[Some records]
═══

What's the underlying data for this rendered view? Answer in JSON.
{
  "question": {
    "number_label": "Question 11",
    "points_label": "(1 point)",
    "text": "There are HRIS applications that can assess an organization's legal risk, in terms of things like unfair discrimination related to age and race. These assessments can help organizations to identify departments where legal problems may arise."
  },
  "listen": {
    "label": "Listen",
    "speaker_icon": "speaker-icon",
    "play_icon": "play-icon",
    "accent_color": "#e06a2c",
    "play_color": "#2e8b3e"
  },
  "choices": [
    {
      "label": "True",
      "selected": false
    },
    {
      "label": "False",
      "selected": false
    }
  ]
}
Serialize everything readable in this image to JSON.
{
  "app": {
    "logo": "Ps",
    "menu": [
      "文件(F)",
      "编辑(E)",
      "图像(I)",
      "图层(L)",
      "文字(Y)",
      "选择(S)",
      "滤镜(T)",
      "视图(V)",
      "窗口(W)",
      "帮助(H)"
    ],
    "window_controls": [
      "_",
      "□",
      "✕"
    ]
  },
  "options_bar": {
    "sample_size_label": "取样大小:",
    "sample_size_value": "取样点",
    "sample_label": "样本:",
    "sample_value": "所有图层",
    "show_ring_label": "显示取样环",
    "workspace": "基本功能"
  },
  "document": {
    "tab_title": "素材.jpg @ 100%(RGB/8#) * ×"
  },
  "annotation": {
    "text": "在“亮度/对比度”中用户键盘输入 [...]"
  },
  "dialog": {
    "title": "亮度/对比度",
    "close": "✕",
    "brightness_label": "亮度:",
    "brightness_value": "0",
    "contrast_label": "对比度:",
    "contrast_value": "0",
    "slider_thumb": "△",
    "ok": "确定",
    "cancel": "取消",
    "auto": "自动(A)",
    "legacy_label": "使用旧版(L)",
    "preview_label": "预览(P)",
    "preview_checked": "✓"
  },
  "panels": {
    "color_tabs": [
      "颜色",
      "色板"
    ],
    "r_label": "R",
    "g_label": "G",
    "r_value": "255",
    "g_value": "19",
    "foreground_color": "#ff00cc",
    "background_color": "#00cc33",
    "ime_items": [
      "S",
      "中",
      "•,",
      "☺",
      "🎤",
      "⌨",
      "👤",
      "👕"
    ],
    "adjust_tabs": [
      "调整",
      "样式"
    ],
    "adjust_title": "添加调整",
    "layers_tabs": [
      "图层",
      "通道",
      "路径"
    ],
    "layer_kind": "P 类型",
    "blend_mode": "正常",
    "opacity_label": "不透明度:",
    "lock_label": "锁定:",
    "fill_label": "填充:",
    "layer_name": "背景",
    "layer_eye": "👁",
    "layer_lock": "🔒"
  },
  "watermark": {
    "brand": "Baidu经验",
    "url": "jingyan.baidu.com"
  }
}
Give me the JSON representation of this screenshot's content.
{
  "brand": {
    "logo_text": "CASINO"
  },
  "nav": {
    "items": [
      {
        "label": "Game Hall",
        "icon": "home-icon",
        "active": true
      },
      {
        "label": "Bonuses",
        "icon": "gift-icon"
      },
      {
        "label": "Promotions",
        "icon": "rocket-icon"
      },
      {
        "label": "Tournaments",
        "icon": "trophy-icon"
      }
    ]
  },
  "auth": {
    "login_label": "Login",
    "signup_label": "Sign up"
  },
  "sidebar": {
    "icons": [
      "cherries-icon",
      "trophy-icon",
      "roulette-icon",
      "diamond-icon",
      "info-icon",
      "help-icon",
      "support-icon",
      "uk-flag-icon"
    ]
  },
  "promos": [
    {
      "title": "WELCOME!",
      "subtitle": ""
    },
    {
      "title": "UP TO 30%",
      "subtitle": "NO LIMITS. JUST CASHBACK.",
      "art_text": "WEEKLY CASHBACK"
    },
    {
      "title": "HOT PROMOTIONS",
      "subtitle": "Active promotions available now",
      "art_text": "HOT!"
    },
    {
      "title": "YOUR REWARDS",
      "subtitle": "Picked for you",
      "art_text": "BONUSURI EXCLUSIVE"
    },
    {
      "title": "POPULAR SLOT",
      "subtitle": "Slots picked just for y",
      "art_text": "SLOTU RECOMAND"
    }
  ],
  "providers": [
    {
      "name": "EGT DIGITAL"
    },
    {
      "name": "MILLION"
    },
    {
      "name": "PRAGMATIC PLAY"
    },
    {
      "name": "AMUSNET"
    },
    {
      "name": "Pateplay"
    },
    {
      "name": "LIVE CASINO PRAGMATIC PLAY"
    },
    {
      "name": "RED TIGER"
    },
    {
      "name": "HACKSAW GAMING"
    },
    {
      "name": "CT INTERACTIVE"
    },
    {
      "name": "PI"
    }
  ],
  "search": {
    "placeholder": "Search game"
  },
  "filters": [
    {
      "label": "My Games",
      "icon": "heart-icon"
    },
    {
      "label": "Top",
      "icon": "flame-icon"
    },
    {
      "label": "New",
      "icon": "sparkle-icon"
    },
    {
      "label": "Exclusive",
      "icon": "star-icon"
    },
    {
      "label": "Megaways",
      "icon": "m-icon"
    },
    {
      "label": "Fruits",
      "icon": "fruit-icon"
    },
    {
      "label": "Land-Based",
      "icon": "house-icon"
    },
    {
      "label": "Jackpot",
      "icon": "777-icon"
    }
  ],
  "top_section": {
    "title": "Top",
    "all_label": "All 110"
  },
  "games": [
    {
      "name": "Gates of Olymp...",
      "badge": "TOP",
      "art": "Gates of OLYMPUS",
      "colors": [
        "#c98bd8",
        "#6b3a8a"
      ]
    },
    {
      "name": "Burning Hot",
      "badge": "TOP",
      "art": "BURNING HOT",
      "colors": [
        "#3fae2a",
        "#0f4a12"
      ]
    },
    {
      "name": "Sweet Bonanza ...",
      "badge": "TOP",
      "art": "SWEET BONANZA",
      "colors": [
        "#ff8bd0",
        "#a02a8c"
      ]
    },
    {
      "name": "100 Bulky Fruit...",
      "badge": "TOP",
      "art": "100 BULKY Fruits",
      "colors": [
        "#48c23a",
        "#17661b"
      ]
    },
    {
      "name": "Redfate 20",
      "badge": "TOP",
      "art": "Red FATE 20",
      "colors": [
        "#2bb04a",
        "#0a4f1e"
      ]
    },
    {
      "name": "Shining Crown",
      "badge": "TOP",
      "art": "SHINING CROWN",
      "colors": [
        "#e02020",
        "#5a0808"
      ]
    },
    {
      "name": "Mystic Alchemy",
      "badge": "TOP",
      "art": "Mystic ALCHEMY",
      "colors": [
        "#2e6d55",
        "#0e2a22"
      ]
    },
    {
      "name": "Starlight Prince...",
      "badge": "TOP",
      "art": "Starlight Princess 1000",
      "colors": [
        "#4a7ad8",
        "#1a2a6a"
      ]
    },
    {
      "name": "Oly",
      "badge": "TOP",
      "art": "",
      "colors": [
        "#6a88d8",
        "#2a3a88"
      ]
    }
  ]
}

═══

**WRITTEN TASK**
The records above are to be copied in full, exactly as written.

**REPLY TO THE TASK**
What's the underlying data for this rendered view? Answer in JSON.
{
  "question": {
    "number_label": "Question 11",
    "points_label": "(1 point)",
    "text": "There are HRIS applications that can assess an organization's legal risk, in terms of things like unfair discrimination related to age and race. These assessments can help organizations to identify departments where legal problems may arise."
  },
  "listen": {
    "label": "Listen",
    "speaker_icon": "speaker-icon",
    "play_icon": "play-icon",
    "accent_color": "#e06a2c",
    "play_color": "#2e8b3e"
  },
  "choices": [
    {
      "label": "True",
      "selected": false
    },
    {
      "label": "False",
      "selected": false
    }
  ]
}
Serialize everything readable in this image to JSON.
{
  "app": {
    "logo": "Ps",
    "menu": [
      "文件(F)",
      "编辑(E)",
      "图像(I)",
      "图层(L)",
      "文字(Y)",
      "选择(S)",
      "滤镜(T)",
      "视图(V)",
      "窗口(W)",
      "帮助(H)"
    ],
    "window_controls": [
      "_",
      "□",
      "✕"
    ]
  },
  "options_bar": {
    "sample_size_label": "取样大小:",
    "sample_size_value": "取样点",
    "sample_label": "样本:",
    "sample_value": "所有图层",
    "show_ring_label": "显示取样环",
    "workspace": "基本功能"
  },
  "document": {
    "tab_title": "素材.jpg @ 100%(RGB/8#) * ×"
  },
  "annotation": {
    "text": "在“亮度/对比度”中用户键盘输入 [...]"
  },
  "dialog": {
    "title": "亮度/对比度",
    "close": "✕",
    "brightness_label": "亮度:",
    "brightness_value": "0",
    "contrast_label": "对比度:",
    "contrast_value": "0",
    "slider_thumb": "△",
    "ok": "确定",
    "cancel": "取消",
    "auto": "自动(A)",
    "legacy_label": "使用旧版(L)",
    "preview_label": "预览(P)",
    "preview_checked": "✓"
  },
  "panels": {
    "color_tabs": [
      "颜色",
      "色板"
    ],
    "r_label": "R",
    "g_label": "G",
    "r_value": "255",
    "g_value": "19",
    "foreground_color": "#ff00cc",
    "background_color": "#00cc33",
    "ime_items": [
      "S",
      "中",
      "•,",
      "☺",
      "🎤",
      "⌨",
      "👤",
      "👕"
    ],
    "adjust_tabs": [
      "调整",
      "样式"
    ],
    "adjust_title": "添加调整",
    "layers_tabs": [
      "图层",
      "通道",
      "路径"
    ],
    "layer_kind": "P 类型",
    "blend_mode": "正常",
    "opacity_label": "不透明度:",
    "lock_label": "锁定:",
    "fill_label": "填充:",
    "layer_name": "背景",
    "layer_eye": "👁",
    "layer_lock": "🔒"
  },
  "watermark": {
    "brand": "Baidu经验",
    "url": "jingyan.baidu.com"
  }
}
Give me the JSON representation of this screenshot's content.
{
  "brand": {
    "logo_text": "CASINO"
  },
  "nav": {
    "items": [
      {
        "label": "Game Hall",
        "icon": "home-icon",
        "active": true
      },
      {
        "label": "Bonuses",
        "icon": "gift-icon"
      },
      {
        "label": "Promotions",
        "icon": "rocket-icon"
      },
      {
        "label": "Tournaments",
        "icon": "trophy-icon"
      }
    ]
  },
  "auth": {
    "login_label": "Login",
    "signup_label": "Sign up"
  },
  "sidebar": {
    "icons": [
      "cherries-icon",
      "trophy-icon",
      "roulette-icon",
      "diamond-icon",
      "info-icon",
      "help-icon",
      "support-icon",
      "uk-flag-icon"
    ]
  },
  "promos": [
    {
      "title": "WELCOME!",
      "subtitle": ""
    },
    {
      "title": "UP TO 30%",
      "subtitle": "NO LIMITS. JUST CASHBACK.",
      "art_text": "WEEKLY CASHBACK"
    },
    {
      "title": "HOT PROMOTIONS",
      "subtitle": "Active promotions available now",
      "art_text": "HOT!"
    },
    {
      "title": "YOUR REWARDS",
      "subtitle": "Picked for you",
      "art_text": "BONUSURI EXCLUSIVE"
    },
    {
      "title": "POPULAR SLOT",
      "subtitle": "Slots picked just for y",
      "art_text": "SLOTU RECOMAND"
    }
  ],
  "providers": [
    {
      "name": "EGT DIGITAL"
    },
    {
      "name": "MILLION"
    },
    {
      "name": "PRAGMATIC PLAY"
    },
    {
      "name": "AMUSNET"
    },
    {
      "name": "Pateplay"
    },
    {
      "name": "LIVE CASINO PRAGMATIC PLAY"
    },
    {
      "name": "RED TIGER"
    },
    {
      "name": "HACKSAW GAMING"
    },
    {
      "name": "CT INTERACTIVE"
    },
    {
      "name": "PI"
    }
  ],
  "search": {
    "placeholder": "Search game"
  },
  "filters": [
    {
      "label": "My Games",
      "icon": "heart-icon"
    },
    {
      "label": "Top",
      "icon": "flame-icon"
    },
    {
      "label": "New",
      "icon": "sparkle-icon"
    },
    {
      "label": "Exclusive",
      "icon": "star-icon"
    },
    {
      "label": "Megaways",
      "icon": "m-icon"
    },
    {
      "label": "Fruits",
      "icon": "fruit-icon"
    },
    {
      "label": "Land-Based",
      "icon": "house-icon"
    },
    {
      "label": "Jackpot",
      "icon": "777-icon"
    }
  ],
  "top_section": {
    "title": "Top",
    "all_label": "All 110"
  },
  "games": [
    {
      "name": "Gates of Olymp...",
      "badge": "TOP",
      "art": "Gates of OLYMPUS",
      "colors": [
        "#c98bd8",
        "#6b3a8a"
      ]
    },
    {
      "name": "Burning Hot",
      "badge": "TOP",
      "art": "BURNING HOT",
      "colors": [
        "#3fae2a",
        "#0f4a12"
      ]
    },
    {
      "name": "Sweet Bonanza ...",
      "badge": "TOP",
      "art": "SWEET BONANZA",
      "colors": [
        "#ff8bd0",
        "#a02a8c"
      ]
    },
    {
      "name": "100 Bulky Fruit...",
      "badge": "TOP",
      "art": "100 BULKY Fruits",
      "colors": [
        "#48c23a",
        "#17661b"
      ]
    },
    {
      "name": "Redfate 20",
      "badge": "TOP",
      "art": "Red FATE 20",
      "colors": [
        "#2bb04a",
        "#0a4f1e"
      ]
    },
    {
      "name": "Shining Crown",
      "badge": "TOP",
      "art": "SHINING CROWN",
      "colors": [
        "#e02020",
        "#5a0808"
      ]
    },
    {
      "name": "Mystic Alchemy",
      "badge": "TOP",
      "art": "Mystic ALCHEMY",
      "colors": [
        "#2e6d55",
        "#0e2a22"
      ]
    },
    {
      "name": "Starlight Prince...",
      "badge": "TOP",
      "art": "Starlight Princess 1000",
      "colors": [
        "#4a7ad8",
        "#1a2a6a"
      ]
    },
    {
      "name": "Oly",
      "badge": "TOP",
      "art": "",
      "colors": [
        "#6a88d8",
        "#2a3a88"
      ]
    }
  ]
}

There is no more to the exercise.